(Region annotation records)
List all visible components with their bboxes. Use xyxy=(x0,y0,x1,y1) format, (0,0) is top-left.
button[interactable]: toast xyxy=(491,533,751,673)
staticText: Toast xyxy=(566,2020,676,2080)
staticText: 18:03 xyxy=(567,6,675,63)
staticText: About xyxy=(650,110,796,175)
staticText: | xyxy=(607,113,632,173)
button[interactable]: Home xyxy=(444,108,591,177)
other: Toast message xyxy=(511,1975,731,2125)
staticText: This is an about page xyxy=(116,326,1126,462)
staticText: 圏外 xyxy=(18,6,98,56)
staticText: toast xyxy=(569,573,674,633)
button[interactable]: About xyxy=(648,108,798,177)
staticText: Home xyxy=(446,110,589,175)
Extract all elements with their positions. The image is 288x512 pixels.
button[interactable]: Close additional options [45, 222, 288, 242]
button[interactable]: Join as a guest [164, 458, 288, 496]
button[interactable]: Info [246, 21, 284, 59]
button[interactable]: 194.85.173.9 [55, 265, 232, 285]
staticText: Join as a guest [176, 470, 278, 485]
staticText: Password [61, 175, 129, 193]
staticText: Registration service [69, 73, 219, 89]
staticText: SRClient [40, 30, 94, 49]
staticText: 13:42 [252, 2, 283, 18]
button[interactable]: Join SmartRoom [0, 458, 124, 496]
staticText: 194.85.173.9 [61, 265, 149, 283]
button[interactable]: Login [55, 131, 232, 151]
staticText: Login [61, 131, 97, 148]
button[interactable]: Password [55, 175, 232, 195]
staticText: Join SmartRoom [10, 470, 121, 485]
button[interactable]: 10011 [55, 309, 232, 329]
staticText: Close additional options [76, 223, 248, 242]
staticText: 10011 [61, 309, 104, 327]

◆ **Instruction**: Rewrite the records above, swapping every "Join" for "Enter" and leaving everything else as it is.

◆ **Completed exercise**:
List all visible components with their bboxes. Use xyxy=(x0,y0,x1,y1) format, (0,0) is top-left.
button[interactable]: toast xyxy=(491,533,751,673)
staticText: Toast xyxy=(566,2020,676,2080)
staticText: 18:03 xyxy=(567,6,675,63)
staticText: About xyxy=(650,110,796,175)
staticText: | xyxy=(607,113,632,173)
button[interactable]: Home xyxy=(444,108,591,177)
other: Toast message xyxy=(511,1975,731,2125)
staticText: This is an about page xyxy=(116,326,1126,462)
staticText: 圏外 xyxy=(18,6,98,56)
staticText: toast xyxy=(569,573,674,633)
button[interactable]: About xyxy=(648,108,798,177)
staticText: Home xyxy=(446,110,589,175)
Extract all elements with their positions. The image is 288x512 pixels.
button[interactable]: Close additional options [45, 222, 288, 242]
button[interactable]: Enter as a guest [164, 458, 288, 496]
button[interactable]: Info [246, 21, 284, 59]
button[interactable]: 194.85.173.9 [55, 265, 232, 285]
staticText: Enter as a guest [176, 470, 278, 485]
staticText: Password [61, 175, 129, 193]
staticText: Registration service [69, 73, 219, 89]
staticText: SRClient [40, 30, 94, 49]
staticText: 13:42 [252, 2, 283, 18]
button[interactable]: Enter SmartRoom [0, 458, 124, 496]
staticText: 194.85.173.9 [61, 265, 149, 283]
button[interactable]: Login [55, 131, 232, 151]
staticText: Login [61, 131, 97, 148]
button[interactable]: Password [55, 175, 232, 195]
staticText: Enter SmartRoom [10, 470, 121, 485]
button[interactable]: 10011 [55, 309, 232, 329]
staticText: Close additional options [76, 223, 248, 242]
staticText: 10011 [61, 309, 104, 327]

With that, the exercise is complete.